## Exercise brief
Can you transcribe every record below exactly as it appears?

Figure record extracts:
----
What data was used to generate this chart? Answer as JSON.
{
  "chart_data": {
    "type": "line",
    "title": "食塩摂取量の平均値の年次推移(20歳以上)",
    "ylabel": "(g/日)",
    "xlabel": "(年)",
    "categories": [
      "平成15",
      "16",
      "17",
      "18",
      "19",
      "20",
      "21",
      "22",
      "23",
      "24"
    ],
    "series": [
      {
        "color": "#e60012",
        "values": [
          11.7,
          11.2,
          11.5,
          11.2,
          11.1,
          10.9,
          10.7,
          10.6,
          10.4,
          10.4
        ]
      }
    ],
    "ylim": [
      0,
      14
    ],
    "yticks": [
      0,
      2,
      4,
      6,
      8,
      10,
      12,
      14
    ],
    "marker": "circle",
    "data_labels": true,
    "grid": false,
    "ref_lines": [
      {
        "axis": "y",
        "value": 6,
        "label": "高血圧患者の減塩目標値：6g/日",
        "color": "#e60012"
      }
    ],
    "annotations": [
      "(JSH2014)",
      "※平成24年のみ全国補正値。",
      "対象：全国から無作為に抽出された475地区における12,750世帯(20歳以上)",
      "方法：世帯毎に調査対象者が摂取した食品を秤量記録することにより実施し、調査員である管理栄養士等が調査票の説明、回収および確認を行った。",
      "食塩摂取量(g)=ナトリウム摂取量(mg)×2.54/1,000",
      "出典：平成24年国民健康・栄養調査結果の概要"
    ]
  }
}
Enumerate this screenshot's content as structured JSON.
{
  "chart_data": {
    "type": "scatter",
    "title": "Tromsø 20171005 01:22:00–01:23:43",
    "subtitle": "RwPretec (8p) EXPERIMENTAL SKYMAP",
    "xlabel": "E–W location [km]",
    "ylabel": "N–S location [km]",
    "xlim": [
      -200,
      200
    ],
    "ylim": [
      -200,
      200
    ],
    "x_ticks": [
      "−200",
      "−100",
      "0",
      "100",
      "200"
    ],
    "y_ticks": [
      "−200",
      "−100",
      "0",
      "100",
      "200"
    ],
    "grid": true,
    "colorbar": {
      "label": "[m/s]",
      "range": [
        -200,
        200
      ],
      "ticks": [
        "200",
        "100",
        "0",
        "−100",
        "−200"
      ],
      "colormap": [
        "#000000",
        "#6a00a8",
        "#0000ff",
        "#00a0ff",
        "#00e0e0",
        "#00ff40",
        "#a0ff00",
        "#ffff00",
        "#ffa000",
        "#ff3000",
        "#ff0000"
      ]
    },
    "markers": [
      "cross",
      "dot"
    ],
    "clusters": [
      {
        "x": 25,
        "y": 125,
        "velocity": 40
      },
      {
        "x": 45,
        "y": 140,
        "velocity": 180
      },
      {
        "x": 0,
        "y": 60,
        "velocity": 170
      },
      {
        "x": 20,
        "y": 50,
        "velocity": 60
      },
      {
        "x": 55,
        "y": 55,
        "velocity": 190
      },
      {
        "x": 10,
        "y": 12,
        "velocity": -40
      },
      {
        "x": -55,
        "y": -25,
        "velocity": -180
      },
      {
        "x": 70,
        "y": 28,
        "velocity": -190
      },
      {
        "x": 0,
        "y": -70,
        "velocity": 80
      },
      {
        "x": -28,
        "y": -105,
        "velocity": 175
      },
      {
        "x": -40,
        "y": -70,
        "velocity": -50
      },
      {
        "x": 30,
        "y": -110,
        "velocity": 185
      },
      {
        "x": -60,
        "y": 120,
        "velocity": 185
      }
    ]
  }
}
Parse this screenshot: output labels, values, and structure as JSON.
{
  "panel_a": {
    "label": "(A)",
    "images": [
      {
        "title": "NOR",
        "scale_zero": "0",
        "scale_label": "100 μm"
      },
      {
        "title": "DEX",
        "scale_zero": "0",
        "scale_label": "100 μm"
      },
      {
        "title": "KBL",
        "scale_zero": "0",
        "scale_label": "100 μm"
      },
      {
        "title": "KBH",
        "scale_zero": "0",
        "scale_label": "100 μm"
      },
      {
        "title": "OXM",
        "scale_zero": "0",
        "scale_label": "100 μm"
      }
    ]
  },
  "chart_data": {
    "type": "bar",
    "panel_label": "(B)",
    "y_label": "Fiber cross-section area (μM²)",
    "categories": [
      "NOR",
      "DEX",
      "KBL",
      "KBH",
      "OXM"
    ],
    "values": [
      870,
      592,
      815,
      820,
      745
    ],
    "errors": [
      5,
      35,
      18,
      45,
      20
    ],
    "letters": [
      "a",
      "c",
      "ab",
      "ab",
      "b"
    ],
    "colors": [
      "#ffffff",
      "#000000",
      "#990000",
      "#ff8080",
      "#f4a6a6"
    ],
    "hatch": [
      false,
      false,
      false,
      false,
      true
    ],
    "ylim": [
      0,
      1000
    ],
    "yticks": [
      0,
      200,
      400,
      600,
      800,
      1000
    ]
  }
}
----
## Result
What data was used to generate this chart? Answer as JSON.
{
  "chart_data": {
    "type": "line",
    "title": "食塩摂取量の平均値の年次推移(20歳以上)",
    "ylabel": "(g/日)",
    "xlabel": "(年)",
    "categories": [
      "平成15",
      "16",
      "17",
      "18",
      "19",
      "20",
      "21",
      "22",
      "23",
      "24"
    ],
    "series": [
      {
        "color": "#e60012",
        "values": [
          11.7,
          11.2,
          11.5,
          11.2,
          11.1,
          10.9,
          10.7,
          10.6,
          10.4,
          10.4
        ]
      }
    ],
    "ylim": [
      0,
      14
    ],
    "yticks": [
      0,
      2,
      4,
      6,
      8,
      10,
      12,
      14
    ],
    "marker": "circle",
    "data_labels": true,
    "grid": false,
    "ref_lines": [
      {
        "axis": "y",
        "value": 6,
        "label": "高血圧患者の減塩目標値：6g/日",
        "color": "#e60012"
      }
    ],
    "annotations": [
      "(JSH2014)",
      "※平成24年のみ全国補正値。",
      "対象：全国から無作為に抽出された475地区における12,750世帯(20歳以上)",
      "方法：世帯毎に調査対象者が摂取した食品を秤量記録することにより実施し、調査員である管理栄養士等が調査票の説明、回収および確認を行った。",
      "食塩摂取量(g)=ナトリウム摂取量(mg)×2.54/1,000",
      "出典：平成24年国民健康・栄養調査結果の概要"
    ]
  }
}
Enumerate this screenshot's content as structured JSON.
{
  "chart_data": {
    "type": "scatter",
    "title": "Tromsø 20171005 01:22:00–01:23:43",
    "subtitle": "RwPretec (8p) EXPERIMENTAL SKYMAP",
    "xlabel": "E–W location [km]",
    "ylabel": "N–S location [km]",
    "xlim": [
      -200,
      200
    ],
    "ylim": [
      -200,
      200
    ],
    "x_ticks": [
      "−200",
      "−100",
      "0",
      "100",
      "200"
    ],
    "y_ticks": [
      "−200",
      "−100",
      "0",
      "100",
      "200"
    ],
    "grid": true,
    "colorbar": {
      "label": "[m/s]",
      "range": [
        -200,
        200
      ],
      "ticks": [
        "200",
        "100",
        "0",
        "−100",
        "−200"
      ],
      "colormap": [
        "#000000",
        "#6a00a8",
        "#0000ff",
        "#00a0ff",
        "#00e0e0",
        "#00ff40",
        "#a0ff00",
        "#ffff00",
        "#ffa000",
        "#ff3000",
        "#ff0000"
      ]
    },
    "markers": [
      "cross",
      "dot"
    ],
    "clusters": [
      {
        "x": 25,
        "y": 125,
        "velocity": 40
      },
      {
        "x": 45,
        "y": 140,
        "velocity": 180
      },
      {
        "x": 0,
        "y": 60,
        "velocity": 170
      },
      {
        "x": 20,
        "y": 50,
        "velocity": 60
      },
      {
        "x": 55,
        "y": 55,
        "velocity": 190
      },
      {
        "x": 10,
        "y": 12,
        "velocity": -40
      },
      {
        "x": -55,
        "y": -25,
        "velocity": -180
      },
      {
        "x": 70,
        "y": 28,
        "velocity": -190
      },
      {
        "x": 0,
        "y": -70,
        "velocity": 80
      },
      {
        "x": -28,
        "y": -105,
        "velocity": 175
      },
      {
        "x": -40,
        "y": -70,
        "velocity": -50
      },
      {
        "x": 30,
        "y": -110,
        "velocity": 185
      },
      {
        "x": -60,
        "y": 120,
        "velocity": 185
      }
    ]
  }
}
Parse this screenshot: output labels, values, and structure as JSON.
{
  "panel_a": {
    "label": "(A)",
    "images": [
      {
        "title": "NOR",
        "scale_zero": "0",
        "scale_label": "100 μm"
      },
      {
        "title": "DEX",
        "scale_zero": "0",
        "scale_label": "100 μm"
      },
      {
        "title": "KBL",
        "scale_zero": "0",
        "scale_label": "100 μm"
      },
      {
        "title": "KBH",
        "scale_zero": "0",
        "scale_label": "100 μm"
      },
      {
        "title": "OXM",
        "scale_zero": "0",
        "scale_label": "100 μm"
      }
    ]
  },
  "chart_data": {
    "type": "bar",
    "panel_label": "(B)",
    "y_label": "Fiber cross-section area (μM²)",
    "categories": [
      "NOR",
      "DEX",
      "KBL",
      "KBH",
      "OXM"
    ],
    "values": [
      870,
      592,
      815,
      820,
      745
    ],
    "errors": [
      5,
      35,
      18,
      45,
      20
    ],
    "letters": [
      "a",
      "c",
      "ab",
      "ab",
      "b"
    ],
    "colors": [
      "#ffffff",
      "#000000",
      "#990000",
      "#ff8080",
      "#f4a6a6"
    ],
    "hatch": [
      false,
      false,
      false,
      false,
      true
    ],
    "ylim": [
      0,
      1000
    ],
    "yticks": [
      0,
      200,
      400,
      600,
      800,
      1000
    ]
  }
}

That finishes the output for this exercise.